▸ Goal
Pick out every line that holds the string "JSON" and copy it.

▸ Data listing

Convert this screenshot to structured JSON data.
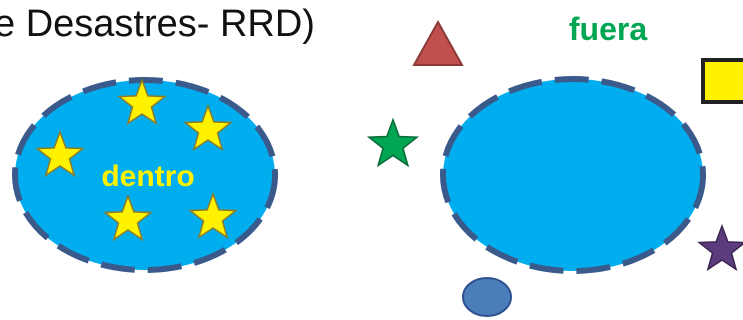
{
  "title": "e Desastres- RRD)",
  "inside_label": "dentro",
  "outside_label": "fuera",
  "colors": {
    "ellipse_fill": "#00AEEF",
    "ellipse_border": "#3A5A8C",
    "inside_star": "#FFF200",
    "inside_label": "#FFF200",
    "outside_label": "#00A651",
    "triangle": "#C0504D",
    "green_star": "#00A651",
    "square": "#FFF200",
    "purple_star": "#5C3C7E",
    "small_circle": "#4A7EBB"
  },
  "icons": {
    "inside_star": "star-icon",
    "triangle": "triangle-icon",
    "green_star": "star-icon",
    "square": "square-icon",
    "purple_star": "star-icon",
    "small_circle": "circle-icon"
  }
}
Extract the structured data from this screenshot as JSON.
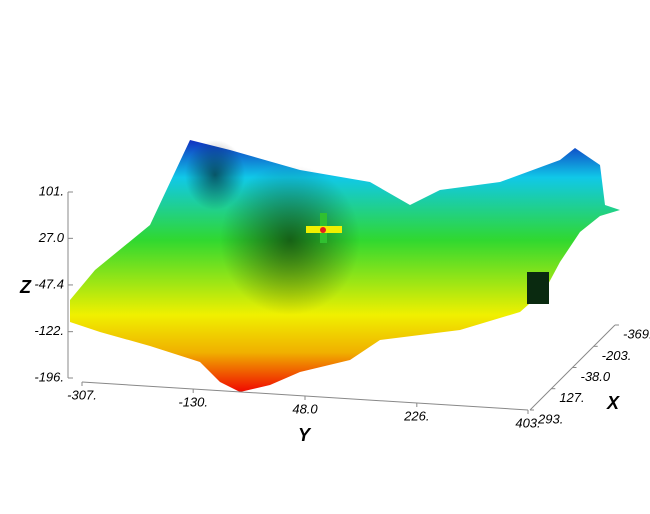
{
  "chart_data": {
    "type": "surface3d",
    "x_label": "X",
    "y_label": "Y",
    "z_label": "Z",
    "xlim": [
      293,
      -369
    ],
    "xticks": [
      {
        "value": 293,
        "label": "293."
      },
      {
        "value": 127,
        "label": "127."
      },
      {
        "value": -38.0,
        "label": "-38.0"
      },
      {
        "value": -203,
        "label": "-203."
      },
      {
        "value": -369,
        "label": "-369."
      }
    ],
    "ylim": [
      -307,
      403
    ],
    "yticks": [
      {
        "value": -307,
        "label": "-307."
      },
      {
        "value": -130,
        "label": "-130."
      },
      {
        "value": 48.0,
        "label": "48.0"
      },
      {
        "value": 226,
        "label": "226."
      },
      {
        "value": 403,
        "label": "403."
      }
    ],
    "zlim": [
      -196,
      101
    ],
    "zticks": [
      {
        "value": 101,
        "label": "101."
      },
      {
        "value": 27.0,
        "label": "27.0"
      },
      {
        "value": -47.4,
        "label": "-47.4"
      },
      {
        "value": -122,
        "label": "-122."
      },
      {
        "value": -196,
        "label": "-196."
      }
    ]
  }
}
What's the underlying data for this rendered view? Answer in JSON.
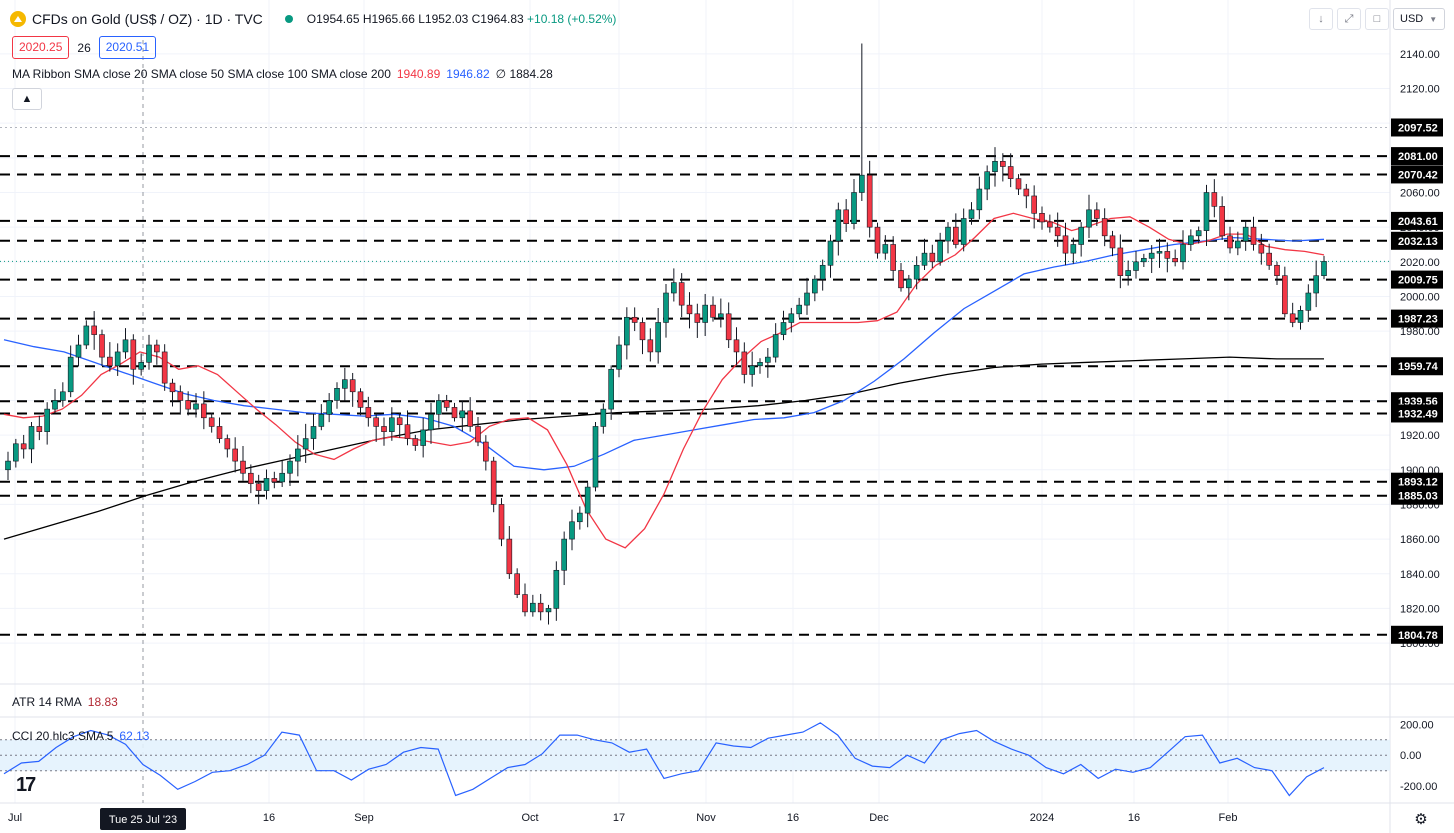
{
  "header": {
    "title": "CFDs on Gold (US$ / OZ) · 1D · TVC",
    "open": "O1954.65",
    "high": "H1965.66",
    "low": "L1952.03",
    "close": "C1964.83",
    "change": "+10.18 (+0.52%)",
    "bid": "2020.25",
    "spread": "26",
    "ask": "2020.51",
    "currency": "USD"
  },
  "ma_legend": {
    "label": "MA Ribbon SMA close 20 SMA close 50 SMA close 100 SMA close 200",
    "v1": "1940.89",
    "v2": "1946.82",
    "v3": "∅  1884.28"
  },
  "atr_legend": {
    "label": "ATR 14 RMA",
    "value": "18.83"
  },
  "cci_legend": {
    "label": "CCI 20 hlc3 SMA 5",
    "value": "62.13"
  },
  "crosshair_date": "Tue 25 Jul '23",
  "colors": {
    "up": "#089981",
    "down": "#f23645",
    "sma20": "#f23645",
    "sma50": "#2962ff",
    "sma200": "#000000",
    "cci": "#2962ff",
    "atr_label": "#b22833"
  },
  "chart_data": {
    "type": "candlestick",
    "price_axis": {
      "ylim": [
        1796,
        2148
      ],
      "ticks": [
        1800,
        1820,
        1840,
        1860,
        1880,
        1900,
        1920,
        1940,
        1960,
        1980,
        2000,
        2020,
        2040,
        2060,
        2080,
        2100,
        2120,
        2140
      ]
    },
    "time_axis_labels": [
      "Jul",
      "16",
      "Sep",
      "Oct",
      "17",
      "Nov",
      "16",
      "Dec",
      "2024",
      "16",
      "Feb"
    ],
    "levels": [
      2097.52,
      2081.0,
      2070.42,
      2043.61,
      2032.13,
      2009.75,
      1987.23,
      1959.74,
      1939.56,
      1932.49,
      1893.12,
      1885.03,
      1804.78
    ],
    "last_price": 2020.25,
    "close_path": [
      1905,
      1915,
      1912,
      1925,
      1922,
      1935,
      1940,
      1945,
      1965,
      1972,
      1983,
      1978,
      1965,
      1960,
      1968,
      1975,
      1958,
      1962,
      1972,
      1968,
      1950,
      1945,
      1940,
      1935,
      1938,
      1930,
      1925,
      1918,
      1912,
      1905,
      1898,
      1892,
      1888,
      1895,
      1893,
      1898,
      1905,
      1912,
      1918,
      1925,
      1932,
      1940,
      1947,
      1952,
      1945,
      1936,
      1930,
      1925,
      1922,
      1930,
      1926,
      1918,
      1914,
      1923,
      1932,
      1940,
      1936,
      1930,
      1934,
      1925,
      1916,
      1905,
      1880,
      1860,
      1840,
      1828,
      1818,
      1823,
      1818,
      1820,
      1842,
      1860,
      1870,
      1875,
      1890,
      1925,
      1935,
      1958,
      1972,
      1988,
      1985,
      1975,
      1968,
      1985,
      2002,
      2008,
      1995,
      1990,
      1985,
      1995,
      1988,
      1990,
      1975,
      1968,
      1955,
      1960,
      1962,
      1965,
      1978,
      1985,
      1990,
      1995,
      2002,
      2010,
      2018,
      2032,
      2050,
      2042,
      2060,
      2070,
      2040,
      2025,
      2030,
      2015,
      2005,
      2010,
      2018,
      2025,
      2020,
      2032,
      2040,
      2030,
      2045,
      2050,
      2062,
      2072,
      2078,
      2075,
      2068,
      2062,
      2058,
      2048,
      2043,
      2040,
      2035,
      2025,
      2030,
      2040,
      2050,
      2045,
      2035,
      2028,
      2012,
      2015,
      2020,
      2022,
      2025,
      2026,
      2022,
      2020,
      2030,
      2035,
      2038,
      2060,
      2052,
      2035,
      2028,
      2032,
      2040,
      2030,
      2025,
      2018,
      2012,
      1990,
      1985,
      1992,
      2002,
      2012,
      2020.25
    ],
    "sma20_path": [
      1932,
      1930,
      1931,
      1935,
      1943,
      1955,
      1961,
      1968,
      1965,
      1958,
      1960,
      1955,
      1945,
      1935,
      1926,
      1916,
      1909,
      1906,
      1912,
      1917,
      1919,
      1918,
      1916,
      1914,
      1916,
      1925,
      1929,
      1930,
      1923,
      1903,
      1877,
      1860,
      1855,
      1866,
      1886,
      1912,
      1934,
      1952,
      1964,
      1974,
      1979,
      1985,
      1985,
      1985,
      1985,
      1986,
      1991,
      2007,
      2018,
      2024,
      2034,
      2045,
      2048,
      2045,
      2043,
      2038,
      2041,
      2045,
      2046,
      2040,
      2033,
      2030,
      2032,
      2036,
      2036,
      2029,
      2027,
      2026,
      2024
    ],
    "sma50_path": [
      1975,
      1971,
      1968,
      1962,
      1956,
      1950,
      1944,
      1940,
      1937,
      1935,
      1933,
      1932,
      1931,
      1932,
      1930,
      1925,
      1915,
      1902,
      1900,
      1902,
      1909,
      1917,
      1920,
      1923,
      1926,
      1929,
      1930,
      1933,
      1940,
      1951,
      1964,
      1979,
      1993,
      2003,
      2013,
      2017,
      2020,
      2024,
      2027,
      2030,
      2032,
      2034,
      2033,
      2032,
      2033
    ],
    "sma200_path": [
      1860,
      1868,
      1876,
      1885,
      1893,
      1900,
      1906,
      1912,
      1918,
      1923,
      1926,
      1929,
      1931,
      1933,
      1934,
      1935,
      1937,
      1940,
      1944,
      1950,
      1955,
      1959,
      1961,
      1962,
      1963,
      1964,
      1965,
      1964,
      1964
    ],
    "atr": {
      "label": "ATR 14 RMA",
      "value": 18.83
    },
    "cci": {
      "ticks": [
        -200,
        0,
        200
      ],
      "band": [
        -100,
        100
      ],
      "path": [
        -120,
        -50,
        -40,
        50,
        120,
        160,
        130,
        70,
        -60,
        -130,
        -220,
        -170,
        -110,
        -100,
        -60,
        0,
        150,
        130,
        -100,
        -100,
        -160,
        -90,
        -60,
        20,
        50,
        40,
        -260,
        -220,
        -150,
        -80,
        -60,
        10,
        130,
        130,
        100,
        80,
        20,
        40,
        -150,
        -120,
        -100,
        80,
        60,
        50,
        110,
        130,
        150,
        210,
        130,
        -20,
        -70,
        -80,
        0,
        -50,
        100,
        140,
        160,
        90,
        40,
        0,
        -80,
        -120,
        -60,
        -150,
        -90,
        -110,
        -80,
        20,
        120,
        130,
        -50,
        -20,
        -80,
        -100,
        -260,
        -140,
        -80
      ]
    }
  }
}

▸ Written response
Convert this screenshot to structured JSON data.
Extract the structured data from this screenshot as JSON.
What's the underlying data for this rendered view? Answer in JSON.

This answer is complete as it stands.